[Stored data]
┄┄┄┄┄┄

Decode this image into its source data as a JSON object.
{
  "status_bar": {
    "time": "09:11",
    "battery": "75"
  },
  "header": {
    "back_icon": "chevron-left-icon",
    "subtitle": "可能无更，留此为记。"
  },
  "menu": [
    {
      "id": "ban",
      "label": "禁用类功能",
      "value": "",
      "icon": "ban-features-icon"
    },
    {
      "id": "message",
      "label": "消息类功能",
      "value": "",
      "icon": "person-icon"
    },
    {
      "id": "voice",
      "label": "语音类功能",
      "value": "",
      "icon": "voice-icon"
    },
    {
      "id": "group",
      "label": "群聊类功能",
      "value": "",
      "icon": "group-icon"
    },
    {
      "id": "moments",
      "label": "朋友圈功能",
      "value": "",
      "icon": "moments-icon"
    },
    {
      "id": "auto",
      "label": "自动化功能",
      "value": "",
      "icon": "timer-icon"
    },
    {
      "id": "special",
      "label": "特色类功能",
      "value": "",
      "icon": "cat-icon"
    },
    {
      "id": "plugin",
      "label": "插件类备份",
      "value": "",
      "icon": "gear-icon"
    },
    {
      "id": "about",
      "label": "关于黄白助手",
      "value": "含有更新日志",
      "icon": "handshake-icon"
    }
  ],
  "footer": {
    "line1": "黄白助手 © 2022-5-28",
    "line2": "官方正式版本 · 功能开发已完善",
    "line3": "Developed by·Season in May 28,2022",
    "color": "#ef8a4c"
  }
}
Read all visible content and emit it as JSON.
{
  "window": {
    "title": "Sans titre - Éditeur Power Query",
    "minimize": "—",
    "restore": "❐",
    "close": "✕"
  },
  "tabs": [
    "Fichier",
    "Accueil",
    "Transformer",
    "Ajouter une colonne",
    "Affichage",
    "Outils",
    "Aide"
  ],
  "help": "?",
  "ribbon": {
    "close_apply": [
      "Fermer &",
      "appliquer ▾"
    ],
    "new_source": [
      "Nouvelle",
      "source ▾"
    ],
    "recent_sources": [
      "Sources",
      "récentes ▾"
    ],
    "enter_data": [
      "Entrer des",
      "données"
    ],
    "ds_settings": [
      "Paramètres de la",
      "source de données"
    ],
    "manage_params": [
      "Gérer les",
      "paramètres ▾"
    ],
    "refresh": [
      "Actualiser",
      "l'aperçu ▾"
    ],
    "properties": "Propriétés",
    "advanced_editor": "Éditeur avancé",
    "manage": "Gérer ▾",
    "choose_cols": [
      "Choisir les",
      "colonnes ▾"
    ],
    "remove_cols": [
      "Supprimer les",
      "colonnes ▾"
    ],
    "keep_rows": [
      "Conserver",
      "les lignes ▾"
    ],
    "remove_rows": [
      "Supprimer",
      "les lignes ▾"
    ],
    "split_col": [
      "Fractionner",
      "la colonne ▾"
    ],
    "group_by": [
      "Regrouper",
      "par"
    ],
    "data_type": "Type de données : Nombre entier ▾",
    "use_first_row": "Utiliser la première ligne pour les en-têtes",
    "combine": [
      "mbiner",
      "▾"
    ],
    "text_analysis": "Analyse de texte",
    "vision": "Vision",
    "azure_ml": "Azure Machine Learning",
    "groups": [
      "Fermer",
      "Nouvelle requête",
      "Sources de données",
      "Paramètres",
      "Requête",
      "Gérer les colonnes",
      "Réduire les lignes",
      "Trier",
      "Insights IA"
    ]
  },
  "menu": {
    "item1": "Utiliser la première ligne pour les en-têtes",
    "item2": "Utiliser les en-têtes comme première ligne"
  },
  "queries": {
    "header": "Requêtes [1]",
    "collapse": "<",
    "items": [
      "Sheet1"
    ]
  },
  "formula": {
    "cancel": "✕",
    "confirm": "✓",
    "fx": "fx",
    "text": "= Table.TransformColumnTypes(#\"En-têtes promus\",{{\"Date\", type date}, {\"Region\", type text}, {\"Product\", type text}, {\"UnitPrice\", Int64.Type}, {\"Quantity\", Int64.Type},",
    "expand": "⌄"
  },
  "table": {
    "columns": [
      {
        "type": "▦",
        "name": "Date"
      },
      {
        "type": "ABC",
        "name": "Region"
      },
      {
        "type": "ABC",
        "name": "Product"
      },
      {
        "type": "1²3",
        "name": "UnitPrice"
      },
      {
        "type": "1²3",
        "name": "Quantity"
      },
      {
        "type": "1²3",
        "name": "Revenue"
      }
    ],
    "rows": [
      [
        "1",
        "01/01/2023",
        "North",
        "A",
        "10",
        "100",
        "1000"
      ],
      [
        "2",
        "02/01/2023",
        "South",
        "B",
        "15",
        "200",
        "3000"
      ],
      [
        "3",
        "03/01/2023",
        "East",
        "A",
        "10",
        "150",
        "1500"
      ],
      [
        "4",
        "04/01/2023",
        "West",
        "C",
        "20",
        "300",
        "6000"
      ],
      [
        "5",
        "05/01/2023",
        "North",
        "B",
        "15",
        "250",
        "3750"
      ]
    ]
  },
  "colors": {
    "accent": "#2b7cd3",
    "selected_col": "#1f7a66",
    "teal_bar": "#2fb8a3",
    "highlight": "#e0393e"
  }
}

┄┄┄┄┄┄

### WHAT YOU SHOULD DO
Write out every record shown above, word for word.

### OUTPUT FOR THIS TASK
Decode this image into its source data as a JSON object.
{
  "status_bar": {
    "time": "09:11",
    "battery": "75"
  },
  "header": {
    "back_icon": "chevron-left-icon",
    "subtitle": "可能无更，留此为记。"
  },
  "menu": [
    {
      "id": "ban",
      "label": "禁用类功能",
      "value": "",
      "icon": "ban-features-icon"
    },
    {
      "id": "message",
      "label": "消息类功能",
      "value": "",
      "icon": "person-icon"
    },
    {
      "id": "voice",
      "label": "语音类功能",
      "value": "",
      "icon": "voice-icon"
    },
    {
      "id": "group",
      "label": "群聊类功能",
      "value": "",
      "icon": "group-icon"
    },
    {
      "id": "moments",
      "label": "朋友圈功能",
      "value": "",
      "icon": "moments-icon"
    },
    {
      "id": "auto",
      "label": "自动化功能",
      "value": "",
      "icon": "timer-icon"
    },
    {
      "id": "special",
      "label": "特色类功能",
      "value": "",
      "icon": "cat-icon"
    },
    {
      "id": "plugin",
      "label": "插件类备份",
      "value": "",
      "icon": "gear-icon"
    },
    {
      "id": "about",
      "label": "关于黄白助手",
      "value": "含有更新日志",
      "icon": "handshake-icon"
    }
  ],
  "footer": {
    "line1": "黄白助手 © 2022-5-28",
    "line2": "官方正式版本 · 功能开发已完善",
    "line3": "Developed by·Season in May 28,2022",
    "color": "#ef8a4c"
  }
}
Read all visible content and emit it as JSON.
{
  "window": {
    "title": "Sans titre - Éditeur Power Query",
    "minimize": "—",
    "restore": "❐",
    "close": "✕"
  },
  "tabs": [
    "Fichier",
    "Accueil",
    "Transformer",
    "Ajouter une colonne",
    "Affichage",
    "Outils",
    "Aide"
  ],
  "help": "?",
  "ribbon": {
    "close_apply": [
      "Fermer &",
      "appliquer ▾"
    ],
    "new_source": [
      "Nouvelle",
      "source ▾"
    ],
    "recent_sources": [
      "Sources",
      "récentes ▾"
    ],
    "enter_data": [
      "Entrer des",
      "données"
    ],
    "ds_settings": [
      "Paramètres de la",
      "source de données"
    ],
    "manage_params": [
      "Gérer les",
      "paramètres ▾"
    ],
    "refresh": [
      "Actualiser",
      "l'aperçu ▾"
    ],
    "properties": "Propriétés",
    "advanced_editor": "Éditeur avancé",
    "manage": "Gérer ▾",
    "choose_cols": [
      "Choisir les",
      "colonnes ▾"
    ],
    "remove_cols": [
      "Supprimer les",
      "colonnes ▾"
    ],
    "keep_rows": [
      "Conserver",
      "les lignes ▾"
    ],
    "remove_rows": [
      "Supprimer",
      "les lignes ▾"
    ],
    "split_col": [
      "Fractionner",
      "la colonne ▾"
    ],
    "group_by": [
      "Regrouper",
      "par"
    ],
    "data_type": "Type de données : Nombre entier ▾",
    "use_first_row": "Utiliser la première ligne pour les en-têtes",
    "combine": [
      "mbiner",
      "▾"
    ],
    "text_analysis": "Analyse de texte",
    "vision": "Vision",
    "azure_ml": "Azure Machine Learning",
    "groups": [
      "Fermer",
      "Nouvelle requête",
      "Sources de données",
      "Paramètres",
      "Requête",
      "Gérer les colonnes",
      "Réduire les lignes",
      "Trier",
      "Insights IA"
    ]
  },
  "menu": {
    "item1": "Utiliser la première ligne pour les en-têtes",
    "item2": "Utiliser les en-têtes comme première ligne"
  },
  "queries": {
    "header": "Requêtes [1]",
    "collapse": "<",
    "items": [
      "Sheet1"
    ]
  },
  "formula": {
    "cancel": "✕",
    "confirm": "✓",
    "fx": "fx",
    "text": "= Table.TransformColumnTypes(#\"En-têtes promus\",{{\"Date\", type date}, {\"Region\", type text}, {\"Product\", type text}, {\"UnitPrice\", Int64.Type}, {\"Quantity\", Int64.Type},",
    "expand": "⌄"
  },
  "table": {
    "columns": [
      {
        "type": "▦",
        "name": "Date"
      },
      {
        "type": "ABC",
        "name": "Region"
      },
      {
        "type": "ABC",
        "name": "Product"
      },
      {
        "type": "1²3",
        "name": "UnitPrice"
      },
      {
        "type": "1²3",
        "name": "Quantity"
      },
      {
        "type": "1²3",
        "name": "Revenue"
      }
    ],
    "rows": [
      [
        "1",
        "01/01/2023",
        "North",
        "A",
        "10",
        "100",
        "1000"
      ],
      [
        "2",
        "02/01/2023",
        "South",
        "B",
        "15",
        "200",
        "3000"
      ],
      [
        "3",
        "03/01/2023",
        "East",
        "A",
        "10",
        "150",
        "1500"
      ],
      [
        "4",
        "04/01/2023",
        "West",
        "C",
        "20",
        "300",
        "6000"
      ],
      [
        "5",
        "05/01/2023",
        "North",
        "B",
        "15",
        "250",
        "3750"
      ]
    ]
  },
  "colors": {
    "accent": "#2b7cd3",
    "selected_col": "#1f7a66",
    "teal_bar": "#2fb8a3",
    "highlight": "#e0393e"
  }
}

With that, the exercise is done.